[Stored entries]
★ ★ ★ ★

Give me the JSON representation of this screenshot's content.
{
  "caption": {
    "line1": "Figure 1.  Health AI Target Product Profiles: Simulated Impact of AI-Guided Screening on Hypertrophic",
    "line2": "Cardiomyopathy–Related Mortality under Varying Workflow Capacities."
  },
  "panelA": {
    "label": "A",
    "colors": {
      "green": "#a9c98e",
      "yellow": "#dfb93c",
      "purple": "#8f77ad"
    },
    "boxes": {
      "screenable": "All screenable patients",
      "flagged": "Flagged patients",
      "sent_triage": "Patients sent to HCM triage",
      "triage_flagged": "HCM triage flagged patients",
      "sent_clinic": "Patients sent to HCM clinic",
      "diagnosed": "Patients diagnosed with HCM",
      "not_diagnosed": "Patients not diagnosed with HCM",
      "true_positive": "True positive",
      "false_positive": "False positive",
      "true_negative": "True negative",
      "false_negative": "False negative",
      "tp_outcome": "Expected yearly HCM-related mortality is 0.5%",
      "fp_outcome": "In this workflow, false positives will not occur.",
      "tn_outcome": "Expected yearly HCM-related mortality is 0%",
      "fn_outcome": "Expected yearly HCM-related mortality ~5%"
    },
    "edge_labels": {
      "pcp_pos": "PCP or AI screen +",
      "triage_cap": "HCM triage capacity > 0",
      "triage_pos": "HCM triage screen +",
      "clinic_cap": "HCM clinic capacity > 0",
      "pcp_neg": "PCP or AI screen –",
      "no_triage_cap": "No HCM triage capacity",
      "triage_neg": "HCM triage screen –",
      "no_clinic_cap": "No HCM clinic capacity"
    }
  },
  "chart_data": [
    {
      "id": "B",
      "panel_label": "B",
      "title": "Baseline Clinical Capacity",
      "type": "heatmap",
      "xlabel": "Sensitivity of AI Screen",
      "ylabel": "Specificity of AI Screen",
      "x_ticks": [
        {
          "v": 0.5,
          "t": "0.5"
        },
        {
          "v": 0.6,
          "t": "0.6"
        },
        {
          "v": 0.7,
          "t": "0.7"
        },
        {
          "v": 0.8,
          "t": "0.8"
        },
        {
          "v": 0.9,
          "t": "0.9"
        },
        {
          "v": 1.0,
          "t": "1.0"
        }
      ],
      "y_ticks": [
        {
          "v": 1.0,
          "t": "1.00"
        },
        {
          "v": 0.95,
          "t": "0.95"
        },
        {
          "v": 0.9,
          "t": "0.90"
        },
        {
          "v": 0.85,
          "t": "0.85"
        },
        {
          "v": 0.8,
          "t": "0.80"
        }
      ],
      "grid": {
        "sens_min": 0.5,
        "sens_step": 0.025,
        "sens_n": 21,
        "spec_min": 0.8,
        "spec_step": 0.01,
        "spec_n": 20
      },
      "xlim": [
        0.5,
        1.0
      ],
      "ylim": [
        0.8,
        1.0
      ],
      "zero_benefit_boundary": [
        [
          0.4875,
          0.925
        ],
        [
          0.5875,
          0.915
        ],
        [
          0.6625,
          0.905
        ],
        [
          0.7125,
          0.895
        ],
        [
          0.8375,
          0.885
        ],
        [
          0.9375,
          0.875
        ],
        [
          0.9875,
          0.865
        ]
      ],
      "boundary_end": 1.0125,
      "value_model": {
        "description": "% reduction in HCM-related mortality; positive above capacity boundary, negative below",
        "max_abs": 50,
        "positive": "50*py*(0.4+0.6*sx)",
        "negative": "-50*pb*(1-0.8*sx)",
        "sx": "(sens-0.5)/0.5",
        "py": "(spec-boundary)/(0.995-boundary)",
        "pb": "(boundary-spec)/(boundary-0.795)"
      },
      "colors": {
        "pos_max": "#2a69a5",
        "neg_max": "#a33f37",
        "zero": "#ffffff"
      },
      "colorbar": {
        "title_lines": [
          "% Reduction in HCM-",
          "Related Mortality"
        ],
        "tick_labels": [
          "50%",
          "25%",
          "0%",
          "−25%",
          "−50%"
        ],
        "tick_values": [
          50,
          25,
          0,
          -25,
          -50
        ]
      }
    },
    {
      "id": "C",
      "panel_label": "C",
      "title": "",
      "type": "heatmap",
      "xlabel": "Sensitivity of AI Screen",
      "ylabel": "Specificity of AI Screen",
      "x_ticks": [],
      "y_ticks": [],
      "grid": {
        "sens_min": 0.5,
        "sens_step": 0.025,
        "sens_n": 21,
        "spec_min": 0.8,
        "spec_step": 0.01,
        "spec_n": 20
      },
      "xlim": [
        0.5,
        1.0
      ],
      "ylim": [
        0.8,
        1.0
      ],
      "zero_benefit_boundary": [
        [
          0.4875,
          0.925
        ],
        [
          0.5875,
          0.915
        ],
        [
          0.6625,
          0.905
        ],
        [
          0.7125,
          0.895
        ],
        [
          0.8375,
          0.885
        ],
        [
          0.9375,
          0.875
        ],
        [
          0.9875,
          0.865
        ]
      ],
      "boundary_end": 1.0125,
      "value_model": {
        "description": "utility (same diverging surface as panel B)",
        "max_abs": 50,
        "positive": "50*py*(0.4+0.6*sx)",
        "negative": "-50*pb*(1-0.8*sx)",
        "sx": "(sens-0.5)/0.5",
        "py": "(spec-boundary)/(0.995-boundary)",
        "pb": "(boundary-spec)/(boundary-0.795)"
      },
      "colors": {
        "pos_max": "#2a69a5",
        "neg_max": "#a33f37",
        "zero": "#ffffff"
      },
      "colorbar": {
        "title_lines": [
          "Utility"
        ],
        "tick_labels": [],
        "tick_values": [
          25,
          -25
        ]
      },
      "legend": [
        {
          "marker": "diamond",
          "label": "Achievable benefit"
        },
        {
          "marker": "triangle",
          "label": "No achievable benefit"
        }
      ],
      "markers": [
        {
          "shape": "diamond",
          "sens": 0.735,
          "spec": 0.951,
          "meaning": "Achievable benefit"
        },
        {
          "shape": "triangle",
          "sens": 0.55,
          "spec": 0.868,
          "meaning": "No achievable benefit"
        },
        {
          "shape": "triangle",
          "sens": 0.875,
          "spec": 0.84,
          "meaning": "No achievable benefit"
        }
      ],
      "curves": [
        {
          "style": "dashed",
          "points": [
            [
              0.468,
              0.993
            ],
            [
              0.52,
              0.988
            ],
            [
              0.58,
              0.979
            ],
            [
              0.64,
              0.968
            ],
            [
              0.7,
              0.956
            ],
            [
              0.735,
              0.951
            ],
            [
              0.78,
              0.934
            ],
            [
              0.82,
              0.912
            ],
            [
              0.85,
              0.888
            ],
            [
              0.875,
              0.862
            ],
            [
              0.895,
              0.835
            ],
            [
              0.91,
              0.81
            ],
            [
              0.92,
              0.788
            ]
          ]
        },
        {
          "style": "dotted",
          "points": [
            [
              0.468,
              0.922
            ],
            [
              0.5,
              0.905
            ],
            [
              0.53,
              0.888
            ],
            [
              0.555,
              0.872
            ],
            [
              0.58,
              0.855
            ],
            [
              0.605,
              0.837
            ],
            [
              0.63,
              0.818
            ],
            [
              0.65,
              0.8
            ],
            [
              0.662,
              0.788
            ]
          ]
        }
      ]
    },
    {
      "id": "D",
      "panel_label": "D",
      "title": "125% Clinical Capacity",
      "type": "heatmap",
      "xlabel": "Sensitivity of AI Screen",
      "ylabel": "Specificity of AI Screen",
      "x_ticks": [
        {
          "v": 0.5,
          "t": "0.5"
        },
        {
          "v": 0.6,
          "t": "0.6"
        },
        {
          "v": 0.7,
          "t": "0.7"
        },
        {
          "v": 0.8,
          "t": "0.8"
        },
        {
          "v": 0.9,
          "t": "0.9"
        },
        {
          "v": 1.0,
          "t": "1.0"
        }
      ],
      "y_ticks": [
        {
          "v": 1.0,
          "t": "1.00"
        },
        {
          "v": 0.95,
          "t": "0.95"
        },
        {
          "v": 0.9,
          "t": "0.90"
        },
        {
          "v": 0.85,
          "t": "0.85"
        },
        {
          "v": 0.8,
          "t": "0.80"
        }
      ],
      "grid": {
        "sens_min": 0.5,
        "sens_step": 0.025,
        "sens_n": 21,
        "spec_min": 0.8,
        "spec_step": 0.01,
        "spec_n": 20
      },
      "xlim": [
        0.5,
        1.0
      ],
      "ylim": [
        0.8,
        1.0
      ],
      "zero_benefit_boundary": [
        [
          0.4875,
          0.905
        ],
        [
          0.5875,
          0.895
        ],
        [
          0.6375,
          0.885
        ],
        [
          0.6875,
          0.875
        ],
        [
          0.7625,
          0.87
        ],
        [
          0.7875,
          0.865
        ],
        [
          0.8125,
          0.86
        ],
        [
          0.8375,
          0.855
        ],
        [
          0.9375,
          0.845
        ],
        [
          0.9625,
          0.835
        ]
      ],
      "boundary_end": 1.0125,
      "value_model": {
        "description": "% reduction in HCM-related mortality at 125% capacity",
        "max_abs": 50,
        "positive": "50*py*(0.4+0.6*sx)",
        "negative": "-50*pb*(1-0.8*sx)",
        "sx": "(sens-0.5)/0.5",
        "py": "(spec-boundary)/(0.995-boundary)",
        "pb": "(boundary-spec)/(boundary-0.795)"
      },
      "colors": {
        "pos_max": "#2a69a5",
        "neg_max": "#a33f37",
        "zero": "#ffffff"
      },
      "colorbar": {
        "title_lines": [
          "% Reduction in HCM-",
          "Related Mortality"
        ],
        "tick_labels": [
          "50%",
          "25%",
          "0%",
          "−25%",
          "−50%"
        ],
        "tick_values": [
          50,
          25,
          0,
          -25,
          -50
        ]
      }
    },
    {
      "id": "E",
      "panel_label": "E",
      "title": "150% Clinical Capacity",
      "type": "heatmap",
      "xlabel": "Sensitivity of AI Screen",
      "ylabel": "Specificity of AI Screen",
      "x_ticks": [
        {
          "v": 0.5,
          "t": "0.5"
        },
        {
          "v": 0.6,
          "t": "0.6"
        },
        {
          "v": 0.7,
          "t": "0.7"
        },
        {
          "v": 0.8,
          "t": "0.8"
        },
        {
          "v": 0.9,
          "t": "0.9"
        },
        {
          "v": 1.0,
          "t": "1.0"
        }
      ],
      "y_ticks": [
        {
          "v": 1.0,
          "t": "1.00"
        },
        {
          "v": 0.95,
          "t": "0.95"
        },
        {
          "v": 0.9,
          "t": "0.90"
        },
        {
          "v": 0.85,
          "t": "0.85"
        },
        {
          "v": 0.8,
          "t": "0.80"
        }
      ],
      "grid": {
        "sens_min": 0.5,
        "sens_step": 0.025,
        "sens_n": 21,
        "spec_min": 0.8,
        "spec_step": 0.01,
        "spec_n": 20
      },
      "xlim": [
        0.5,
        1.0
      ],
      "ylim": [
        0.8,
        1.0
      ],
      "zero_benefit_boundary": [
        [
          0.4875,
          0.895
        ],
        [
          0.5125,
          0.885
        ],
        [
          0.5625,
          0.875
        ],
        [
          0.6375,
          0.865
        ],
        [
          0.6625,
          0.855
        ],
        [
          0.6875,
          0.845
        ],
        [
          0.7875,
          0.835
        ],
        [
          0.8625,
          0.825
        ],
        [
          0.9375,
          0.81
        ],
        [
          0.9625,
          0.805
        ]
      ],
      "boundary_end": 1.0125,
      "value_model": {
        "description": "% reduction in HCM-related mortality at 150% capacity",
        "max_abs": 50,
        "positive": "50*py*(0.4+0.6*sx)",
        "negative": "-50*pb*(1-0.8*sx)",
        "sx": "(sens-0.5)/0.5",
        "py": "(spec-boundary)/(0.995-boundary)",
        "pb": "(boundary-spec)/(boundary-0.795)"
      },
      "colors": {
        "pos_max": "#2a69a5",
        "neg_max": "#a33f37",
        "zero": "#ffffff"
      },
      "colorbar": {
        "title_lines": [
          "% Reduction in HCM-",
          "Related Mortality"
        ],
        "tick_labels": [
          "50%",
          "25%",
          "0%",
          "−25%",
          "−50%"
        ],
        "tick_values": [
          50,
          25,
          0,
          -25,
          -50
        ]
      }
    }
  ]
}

★ ★ ★ ★

* _Requirement_: Where does the word "diagnosed" occur in the data? Copy every line that has it.

* _Solution_:
      "diagnosed": "Patients diagnosed with HCM",
      "not_diagnosed": "Patients not diagnosed with HCM",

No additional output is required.